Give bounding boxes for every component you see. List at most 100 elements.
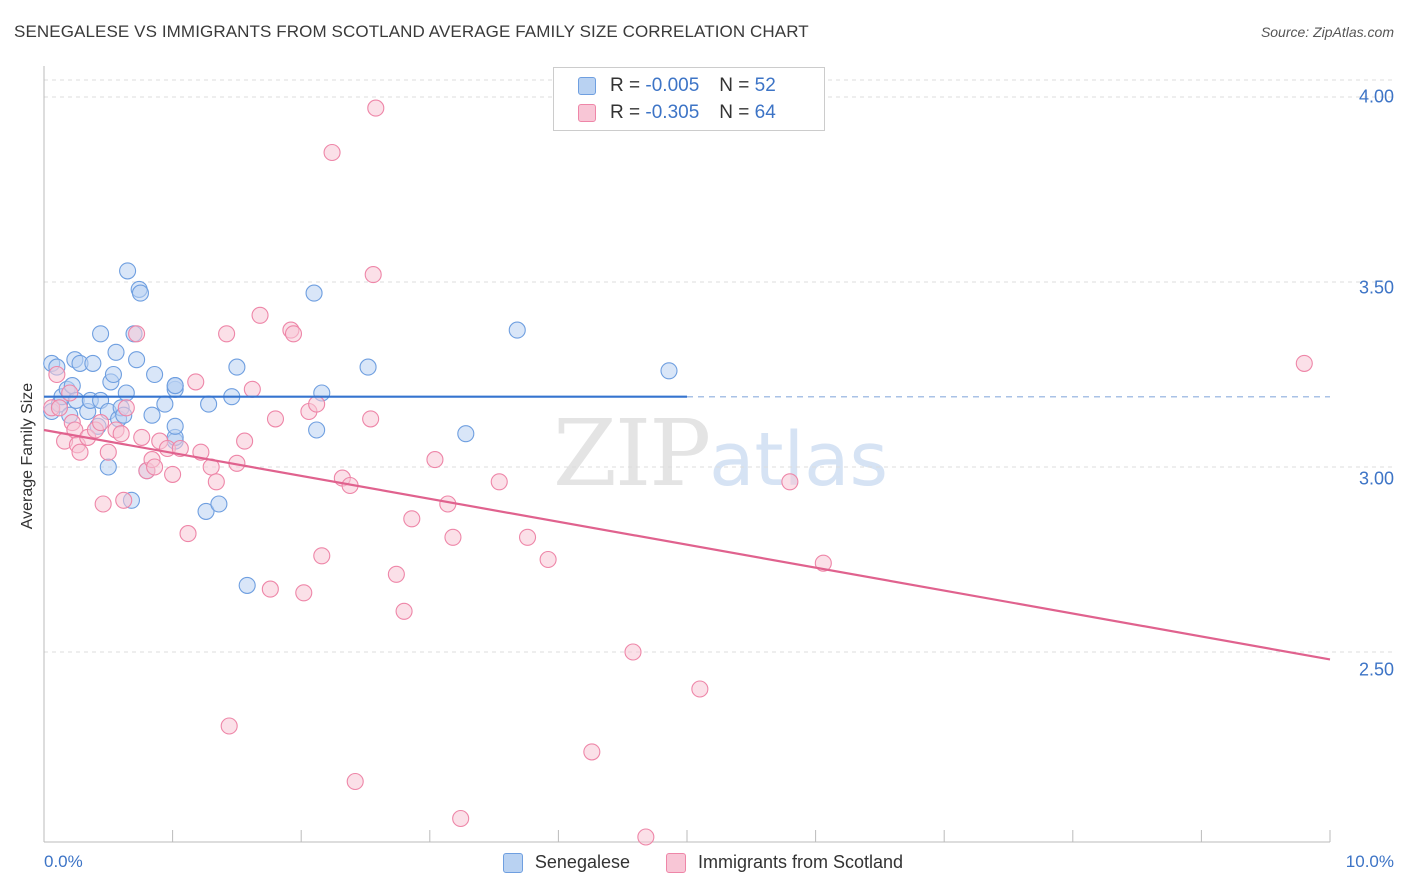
y-tick-label-3-00: 3.00 [1358, 468, 1394, 489]
senegalese-point [359, 358, 377, 376]
senegalese-point [166, 377, 184, 395]
senegalese-point [197, 502, 215, 520]
scotland-point [220, 717, 238, 735]
stats-legend-row-scotland: R = -0.305 N = 64 [578, 101, 776, 125]
scotland-point [403, 510, 421, 528]
x-tick-label-max: 10.0% [1345, 852, 1394, 871]
scotland-point [117, 399, 135, 417]
scotland-point [781, 473, 799, 491]
scotland-point [146, 458, 164, 476]
scotland-point [284, 325, 303, 343]
scotland-point [92, 414, 110, 432]
scotland-point [261, 580, 279, 598]
senegalese-point [131, 284, 149, 302]
watermark-atlas: atlas [709, 417, 888, 503]
scotland-point [323, 143, 341, 162]
scotland-point [364, 266, 382, 284]
scotland-point [518, 528, 537, 546]
senegalese-point [119, 262, 137, 280]
scotland-point [426, 451, 444, 469]
senegalese-point [107, 343, 125, 361]
stats-legend: R = -0.005 N = 52 R = -0.305 N = 64 [553, 67, 825, 131]
x-tick-label-min: 0.0% [44, 852, 83, 871]
scotland-trend-line [43, 428, 1331, 661]
senegalese-point [84, 354, 102, 372]
scotland-point [362, 410, 380, 428]
r-value: -0.305 [645, 102, 700, 123]
watermark-zip: ZIP [553, 400, 711, 507]
legend-item-senegalese[interactable]: Senegalese [502, 852, 630, 873]
source-label: Source: ZipAtlas.com [1260, 24, 1394, 40]
scotland-point [251, 306, 269, 324]
scotland-point [395, 602, 413, 620]
n-value: 52 [754, 75, 776, 96]
scotland-point [624, 643, 642, 661]
scotland-point [367, 99, 385, 117]
y-tick-label-3-50: 3.50 [1358, 277, 1394, 298]
scotland-point [94, 495, 112, 513]
scotland-point [452, 809, 470, 828]
senegalese-point [238, 576, 256, 594]
scotland-point [48, 365, 66, 384]
scotland-point [1295, 354, 1313, 372]
n-label: N = [719, 75, 750, 96]
legend-label-senegalese: Senegalese [534, 852, 630, 872]
senegalese-point [660, 362, 678, 380]
scotland-swatch [578, 104, 596, 122]
senegalese-point [146, 365, 164, 384]
scotland-point [128, 325, 146, 343]
scotland-point [115, 491, 133, 509]
scotland-point [133, 428, 151, 446]
scotland-point [691, 680, 709, 698]
scotland-point [99, 443, 117, 461]
senegalese-point [305, 284, 323, 302]
senegalese-point [104, 365, 122, 384]
scotland-point [207, 473, 225, 491]
senegalese-point [117, 384, 135, 402]
senegalese-point [210, 495, 228, 513]
senegalese-point [99, 458, 117, 476]
scotland-point [444, 528, 462, 546]
n-label: N = [719, 102, 750, 123]
scotland-point [637, 828, 655, 846]
scotland-point [179, 525, 197, 543]
scotland-point [346, 772, 364, 791]
senegalese-point [143, 406, 161, 424]
legend-label-scotland: Immigrants from Scotland [698, 852, 904, 872]
legend-swatch-senegalese [502, 852, 523, 873]
y-axis-label: Average Family Size [19, 382, 36, 530]
scotland-point [218, 325, 236, 343]
r-label: R = [610, 102, 641, 123]
senegalese-point [508, 321, 526, 339]
senegalese-point [228, 358, 246, 376]
y-tick-label-2-50: 2.50 [1358, 659, 1394, 680]
legend-swatch-scotland [666, 852, 686, 873]
scotland-point [295, 584, 313, 602]
r-label: R = [610, 75, 641, 96]
scotland-point [308, 395, 326, 413]
scotland-point [50, 399, 68, 417]
senegalese-point [128, 351, 146, 369]
chart-title: SENEGALESE VS IMMIGRANTS FROM SCOTLAND A… [14, 22, 809, 41]
senegalese-point [200, 395, 218, 413]
r-value: -0.005 [645, 75, 700, 96]
y-tick-label-4-00: 4.00 [1358, 86, 1394, 107]
scotland-point [583, 743, 601, 761]
scotland-point [387, 565, 405, 583]
stats-legend-row-senegalese: R = -0.005 N = 52 [578, 74, 776, 98]
series-legend: Senegalese Immigrants from Scotland [0, 852, 1406, 873]
scotland-point [236, 432, 254, 450]
senegalese-point [457, 425, 475, 443]
scotland-point [243, 380, 261, 398]
senegalese-point [92, 325, 110, 343]
scotland-point [71, 443, 89, 461]
scotland-point [266, 410, 285, 428]
scotland-point [313, 547, 331, 565]
scotland-point [112, 425, 130, 443]
scotland-point [164, 465, 182, 483]
scotland-point [539, 550, 557, 569]
senegalese-point [156, 395, 174, 413]
scotland-point [61, 384, 79, 402]
legend-item-scotland[interactable]: Immigrants from Scotland [666, 852, 903, 873]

==========

• [EXERCISE DIRECTIONS]: Reproduce the lines of all entries above, swapping each occurrence of "scotland-point" for "scotland-marker" and leaving everything else unchanged. Omit the pictures from your answer.

• [SOLUTION TO THIS EXERCISE]:
Give bounding boxes for every component you see. List at most 100 elements.
y-tick-label-3-00: 3.00 [1358, 468, 1394, 489]
senegalese-point [359, 358, 377, 376]
senegalese-point [166, 377, 184, 395]
senegalese-point [197, 502, 215, 520]
scotland-marker [220, 717, 238, 735]
stats-legend-row-scotland: R = -0.305 N = 64 [578, 101, 776, 125]
scotland-marker [403, 510, 421, 528]
x-tick-label-max: 10.0% [1345, 852, 1394, 871]
scotland-marker [117, 399, 135, 417]
scotland-marker [781, 473, 799, 491]
scotland-marker [146, 458, 164, 476]
scotland-marker [284, 325, 303, 343]
scotland-marker [92, 414, 110, 432]
scotland-marker [261, 580, 279, 598]
senegalese-point [131, 284, 149, 302]
watermark-atlas: atlas [709, 417, 888, 503]
scotland-marker [323, 143, 341, 162]
scotland-marker [364, 266, 382, 284]
scotland-marker [518, 528, 537, 546]
senegalese-point [119, 262, 137, 280]
scotland-marker [426, 451, 444, 469]
senegalese-point [107, 343, 125, 361]
stats-legend: R = -0.005 N = 52 R = -0.305 N = 64 [553, 67, 825, 131]
x-tick-label-min: 0.0% [44, 852, 83, 871]
scotland-trend-line [43, 428, 1331, 661]
senegalese-point [84, 354, 102, 372]
scotland-marker [362, 410, 380, 428]
r-value: -0.305 [645, 102, 700, 123]
watermark-zip: ZIP [553, 400, 711, 507]
legend-item-senegalese[interactable]: Senegalese [502, 852, 630, 873]
source-label: Source: ZipAtlas.com [1260, 24, 1394, 40]
scotland-marker [251, 306, 269, 324]
scotland-marker [395, 602, 413, 620]
n-value: 52 [754, 75, 776, 96]
scotland-marker [624, 643, 642, 661]
scotland-marker [367, 99, 385, 117]
y-tick-label-3-50: 3.50 [1358, 277, 1394, 298]
scotland-marker [94, 495, 112, 513]
scotland-marker [452, 809, 470, 828]
senegalese-point [238, 576, 256, 594]
scotland-marker [48, 365, 66, 384]
scotland-marker [1295, 354, 1313, 372]
n-label: N = [719, 75, 750, 96]
legend-label-senegalese: Senegalese [534, 852, 630, 872]
senegalese-point [660, 362, 678, 380]
scotland-swatch [578, 104, 596, 122]
senegalese-point [146, 365, 164, 384]
scotland-marker [128, 325, 146, 343]
scotland-marker [115, 491, 133, 509]
scotland-marker [133, 428, 151, 446]
scotland-marker [691, 680, 709, 698]
scotland-marker [99, 443, 117, 461]
senegalese-point [305, 284, 323, 302]
senegalese-point [104, 365, 122, 384]
scotland-marker [207, 473, 225, 491]
senegalese-point [117, 384, 135, 402]
senegalese-point [210, 495, 228, 513]
senegalese-point [99, 458, 117, 476]
scotland-marker [444, 528, 462, 546]
n-label: N = [719, 102, 750, 123]
scotland-marker [637, 828, 655, 846]
scotland-marker [179, 525, 197, 543]
scotland-marker [346, 772, 364, 791]
senegalese-point [143, 406, 161, 424]
legend-label-scotland: Immigrants from Scotland [698, 852, 904, 872]
legend-swatch-senegalese [502, 852, 523, 873]
y-axis-label: Average Family Size [19, 382, 36, 530]
scotland-marker [218, 325, 236, 343]
r-label: R = [610, 102, 641, 123]
senegalese-point [508, 321, 526, 339]
senegalese-point [228, 358, 246, 376]
y-tick-label-2-50: 2.50 [1358, 659, 1394, 680]
legend-swatch-scotland [666, 852, 686, 873]
scotland-marker [295, 584, 313, 602]
r-label: R = [610, 75, 641, 96]
scotland-marker [308, 395, 326, 413]
scotland-marker [50, 399, 68, 417]
senegalese-point [128, 351, 146, 369]
chart-title: SENEGALESE VS IMMIGRANTS FROM SCOTLAND A… [14, 22, 809, 41]
senegalese-point [200, 395, 218, 413]
r-value: -0.005 [645, 75, 700, 96]
y-tick-label-4-00: 4.00 [1358, 86, 1394, 107]
scotland-marker [583, 743, 601, 761]
scotland-marker [387, 565, 405, 583]
stats-legend-row-senegalese: R = -0.005 N = 52 [578, 74, 776, 98]
series-legend: Senegalese Immigrants from Scotland [0, 852, 1406, 873]
scotland-marker [236, 432, 254, 450]
senegalese-point [457, 425, 475, 443]
scotland-marker [243, 380, 261, 398]
senegalese-point [92, 325, 110, 343]
scotland-marker [71, 443, 89, 461]
scotland-marker [266, 410, 285, 428]
scotland-marker [313, 547, 331, 565]
scotland-marker [112, 425, 130, 443]
scotland-marker [164, 465, 182, 483]
scotland-marker [539, 550, 557, 569]
senegalese-point [156, 395, 174, 413]
scotland-marker [61, 384, 79, 402]
legend-item-scotland[interactable]: Immigrants from Scotland [666, 852, 903, 873]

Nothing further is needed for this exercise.